WORK REQUIRED –
Locate every line that holds the string "JSON" and copy it.

(Dataset records)

========

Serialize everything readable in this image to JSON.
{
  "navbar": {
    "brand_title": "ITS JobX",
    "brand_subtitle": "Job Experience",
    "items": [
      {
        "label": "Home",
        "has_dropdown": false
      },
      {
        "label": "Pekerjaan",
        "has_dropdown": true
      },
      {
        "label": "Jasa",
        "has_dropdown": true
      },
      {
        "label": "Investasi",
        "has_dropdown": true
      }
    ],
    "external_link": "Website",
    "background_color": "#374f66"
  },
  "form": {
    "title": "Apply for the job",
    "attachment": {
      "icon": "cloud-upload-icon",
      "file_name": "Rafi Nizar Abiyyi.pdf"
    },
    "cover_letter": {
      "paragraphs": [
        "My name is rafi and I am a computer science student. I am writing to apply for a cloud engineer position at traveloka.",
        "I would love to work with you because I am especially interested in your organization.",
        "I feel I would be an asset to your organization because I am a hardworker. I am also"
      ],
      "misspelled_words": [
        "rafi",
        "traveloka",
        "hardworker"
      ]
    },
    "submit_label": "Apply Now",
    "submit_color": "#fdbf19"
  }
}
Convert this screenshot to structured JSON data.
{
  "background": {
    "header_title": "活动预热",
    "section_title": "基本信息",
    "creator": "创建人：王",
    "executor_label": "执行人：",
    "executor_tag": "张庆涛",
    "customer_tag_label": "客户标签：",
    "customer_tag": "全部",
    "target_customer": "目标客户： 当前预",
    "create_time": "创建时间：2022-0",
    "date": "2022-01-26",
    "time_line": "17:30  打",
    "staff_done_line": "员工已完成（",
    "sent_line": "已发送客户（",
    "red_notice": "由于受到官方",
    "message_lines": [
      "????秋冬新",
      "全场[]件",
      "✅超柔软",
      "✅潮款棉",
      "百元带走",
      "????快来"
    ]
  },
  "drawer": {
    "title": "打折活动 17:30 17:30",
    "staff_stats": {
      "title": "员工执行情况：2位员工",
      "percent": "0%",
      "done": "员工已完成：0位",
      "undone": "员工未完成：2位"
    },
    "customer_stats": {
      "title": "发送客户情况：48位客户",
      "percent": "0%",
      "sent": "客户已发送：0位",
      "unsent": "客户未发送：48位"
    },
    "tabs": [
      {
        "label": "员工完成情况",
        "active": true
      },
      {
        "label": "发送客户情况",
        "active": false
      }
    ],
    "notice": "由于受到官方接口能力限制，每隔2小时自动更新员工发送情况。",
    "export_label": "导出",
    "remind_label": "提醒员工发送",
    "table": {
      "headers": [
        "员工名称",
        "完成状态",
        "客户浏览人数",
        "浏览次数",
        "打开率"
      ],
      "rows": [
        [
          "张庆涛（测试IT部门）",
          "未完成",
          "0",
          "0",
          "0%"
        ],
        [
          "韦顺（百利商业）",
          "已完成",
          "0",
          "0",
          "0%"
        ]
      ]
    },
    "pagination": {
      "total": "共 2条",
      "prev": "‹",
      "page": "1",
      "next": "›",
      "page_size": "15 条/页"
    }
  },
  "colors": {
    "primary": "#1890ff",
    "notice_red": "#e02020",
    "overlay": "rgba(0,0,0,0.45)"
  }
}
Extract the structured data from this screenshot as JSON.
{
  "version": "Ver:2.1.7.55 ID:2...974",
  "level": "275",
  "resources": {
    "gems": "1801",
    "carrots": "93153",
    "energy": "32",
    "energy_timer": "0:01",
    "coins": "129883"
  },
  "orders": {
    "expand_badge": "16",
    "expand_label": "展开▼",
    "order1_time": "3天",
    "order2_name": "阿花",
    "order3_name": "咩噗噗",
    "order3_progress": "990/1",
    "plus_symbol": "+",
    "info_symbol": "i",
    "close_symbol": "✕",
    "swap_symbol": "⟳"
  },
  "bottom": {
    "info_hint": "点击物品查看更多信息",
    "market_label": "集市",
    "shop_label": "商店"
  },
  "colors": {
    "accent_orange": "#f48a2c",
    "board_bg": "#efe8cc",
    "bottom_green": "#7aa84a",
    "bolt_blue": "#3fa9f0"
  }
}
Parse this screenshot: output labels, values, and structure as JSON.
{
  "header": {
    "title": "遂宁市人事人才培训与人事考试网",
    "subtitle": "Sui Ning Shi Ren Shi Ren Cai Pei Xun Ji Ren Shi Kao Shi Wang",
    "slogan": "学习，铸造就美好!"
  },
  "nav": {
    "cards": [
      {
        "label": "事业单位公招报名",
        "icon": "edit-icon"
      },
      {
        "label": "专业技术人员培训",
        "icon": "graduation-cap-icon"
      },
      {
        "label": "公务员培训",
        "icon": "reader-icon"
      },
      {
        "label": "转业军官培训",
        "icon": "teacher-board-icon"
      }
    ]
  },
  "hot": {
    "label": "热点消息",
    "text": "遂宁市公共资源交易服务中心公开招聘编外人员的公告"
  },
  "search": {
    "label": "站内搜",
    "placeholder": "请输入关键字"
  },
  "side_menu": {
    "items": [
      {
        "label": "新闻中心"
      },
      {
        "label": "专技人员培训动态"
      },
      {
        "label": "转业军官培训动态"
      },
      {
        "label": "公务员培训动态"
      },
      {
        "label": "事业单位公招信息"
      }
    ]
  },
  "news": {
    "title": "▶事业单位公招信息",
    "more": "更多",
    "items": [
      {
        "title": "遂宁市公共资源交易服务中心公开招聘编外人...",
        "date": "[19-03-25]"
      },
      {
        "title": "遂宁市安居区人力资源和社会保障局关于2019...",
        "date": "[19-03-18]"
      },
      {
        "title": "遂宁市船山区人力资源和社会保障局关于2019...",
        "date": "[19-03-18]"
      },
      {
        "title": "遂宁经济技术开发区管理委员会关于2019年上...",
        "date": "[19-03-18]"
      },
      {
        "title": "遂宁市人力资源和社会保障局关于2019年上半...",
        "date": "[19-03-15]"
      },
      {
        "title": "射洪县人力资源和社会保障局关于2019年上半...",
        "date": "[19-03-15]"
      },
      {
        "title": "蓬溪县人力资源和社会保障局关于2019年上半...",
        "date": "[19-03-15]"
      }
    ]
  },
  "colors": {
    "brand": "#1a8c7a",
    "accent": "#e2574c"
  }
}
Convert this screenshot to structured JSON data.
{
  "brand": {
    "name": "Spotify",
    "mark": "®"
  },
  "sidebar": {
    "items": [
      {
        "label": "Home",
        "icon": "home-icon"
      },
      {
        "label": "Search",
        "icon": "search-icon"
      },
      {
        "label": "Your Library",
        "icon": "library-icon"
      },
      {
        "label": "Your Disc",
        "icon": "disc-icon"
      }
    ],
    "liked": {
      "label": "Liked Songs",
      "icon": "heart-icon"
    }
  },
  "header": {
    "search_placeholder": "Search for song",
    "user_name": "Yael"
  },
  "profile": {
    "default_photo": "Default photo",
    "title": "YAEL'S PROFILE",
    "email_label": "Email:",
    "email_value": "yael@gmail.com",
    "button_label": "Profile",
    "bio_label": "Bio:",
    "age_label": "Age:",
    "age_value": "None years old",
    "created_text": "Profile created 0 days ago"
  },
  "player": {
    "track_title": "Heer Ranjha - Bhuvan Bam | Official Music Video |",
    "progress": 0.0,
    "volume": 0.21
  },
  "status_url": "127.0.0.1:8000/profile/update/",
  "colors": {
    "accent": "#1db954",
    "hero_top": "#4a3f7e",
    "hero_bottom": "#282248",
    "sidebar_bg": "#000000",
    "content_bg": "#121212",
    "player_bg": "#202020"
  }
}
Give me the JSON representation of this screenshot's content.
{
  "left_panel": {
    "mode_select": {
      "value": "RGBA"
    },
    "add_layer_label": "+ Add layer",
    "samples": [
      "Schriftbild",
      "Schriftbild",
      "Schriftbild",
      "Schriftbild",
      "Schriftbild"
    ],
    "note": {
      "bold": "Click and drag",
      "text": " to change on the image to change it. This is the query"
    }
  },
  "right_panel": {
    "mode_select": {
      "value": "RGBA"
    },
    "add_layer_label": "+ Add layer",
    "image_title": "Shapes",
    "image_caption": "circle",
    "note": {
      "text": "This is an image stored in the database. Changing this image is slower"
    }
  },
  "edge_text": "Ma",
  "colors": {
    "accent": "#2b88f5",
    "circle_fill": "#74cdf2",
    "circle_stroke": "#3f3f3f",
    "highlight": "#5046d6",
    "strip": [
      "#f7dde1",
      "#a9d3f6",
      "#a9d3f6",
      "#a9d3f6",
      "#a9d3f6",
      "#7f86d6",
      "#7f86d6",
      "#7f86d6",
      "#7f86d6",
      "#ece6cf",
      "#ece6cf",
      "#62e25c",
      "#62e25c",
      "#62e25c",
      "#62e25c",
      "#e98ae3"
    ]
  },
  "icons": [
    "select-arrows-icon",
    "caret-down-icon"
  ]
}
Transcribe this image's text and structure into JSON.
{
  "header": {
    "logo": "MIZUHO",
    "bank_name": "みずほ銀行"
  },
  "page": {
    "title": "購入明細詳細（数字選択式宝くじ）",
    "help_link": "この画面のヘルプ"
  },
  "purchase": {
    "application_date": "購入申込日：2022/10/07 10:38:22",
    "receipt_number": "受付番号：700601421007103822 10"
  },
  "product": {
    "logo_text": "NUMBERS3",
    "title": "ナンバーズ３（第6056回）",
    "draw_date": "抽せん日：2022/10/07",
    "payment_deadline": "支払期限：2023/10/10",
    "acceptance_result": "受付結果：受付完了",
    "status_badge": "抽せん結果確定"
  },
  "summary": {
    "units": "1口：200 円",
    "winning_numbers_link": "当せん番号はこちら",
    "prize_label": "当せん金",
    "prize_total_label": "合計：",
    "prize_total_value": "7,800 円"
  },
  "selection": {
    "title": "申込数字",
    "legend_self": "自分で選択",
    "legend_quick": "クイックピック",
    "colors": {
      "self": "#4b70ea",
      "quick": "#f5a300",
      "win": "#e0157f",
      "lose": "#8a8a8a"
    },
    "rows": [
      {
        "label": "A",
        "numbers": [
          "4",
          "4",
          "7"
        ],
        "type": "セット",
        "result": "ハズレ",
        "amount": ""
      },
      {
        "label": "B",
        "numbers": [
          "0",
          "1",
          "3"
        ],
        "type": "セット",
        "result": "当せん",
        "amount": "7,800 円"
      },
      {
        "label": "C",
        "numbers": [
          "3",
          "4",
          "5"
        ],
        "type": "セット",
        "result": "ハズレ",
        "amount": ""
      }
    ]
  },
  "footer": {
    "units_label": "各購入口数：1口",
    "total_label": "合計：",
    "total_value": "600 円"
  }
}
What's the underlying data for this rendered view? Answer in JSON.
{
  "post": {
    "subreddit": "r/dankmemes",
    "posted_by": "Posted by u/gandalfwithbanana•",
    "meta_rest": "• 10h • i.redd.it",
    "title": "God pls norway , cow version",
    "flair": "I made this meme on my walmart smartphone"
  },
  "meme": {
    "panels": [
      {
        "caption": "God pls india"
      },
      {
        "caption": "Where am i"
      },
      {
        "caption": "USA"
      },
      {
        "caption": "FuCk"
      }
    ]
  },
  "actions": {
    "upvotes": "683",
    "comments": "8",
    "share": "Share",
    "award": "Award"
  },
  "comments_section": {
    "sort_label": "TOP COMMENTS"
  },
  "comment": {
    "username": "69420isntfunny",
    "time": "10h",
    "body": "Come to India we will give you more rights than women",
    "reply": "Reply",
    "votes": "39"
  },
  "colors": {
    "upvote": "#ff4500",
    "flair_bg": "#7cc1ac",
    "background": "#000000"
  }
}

========

RESULT BELOW –
Serialize everything readable in this image to JSON.
Convert this screenshot to structured JSON data.
Extract the structured data from this screenshot as JSON.
Parse this screenshot: output labels, values, and structure as JSON.
Convert this screenshot to structured JSON data.
Give me the JSON representation of this screenshot's content.
Transcribe this image's text and structure into JSON.
What's the underlying data for this rendered view? Answer in JSON.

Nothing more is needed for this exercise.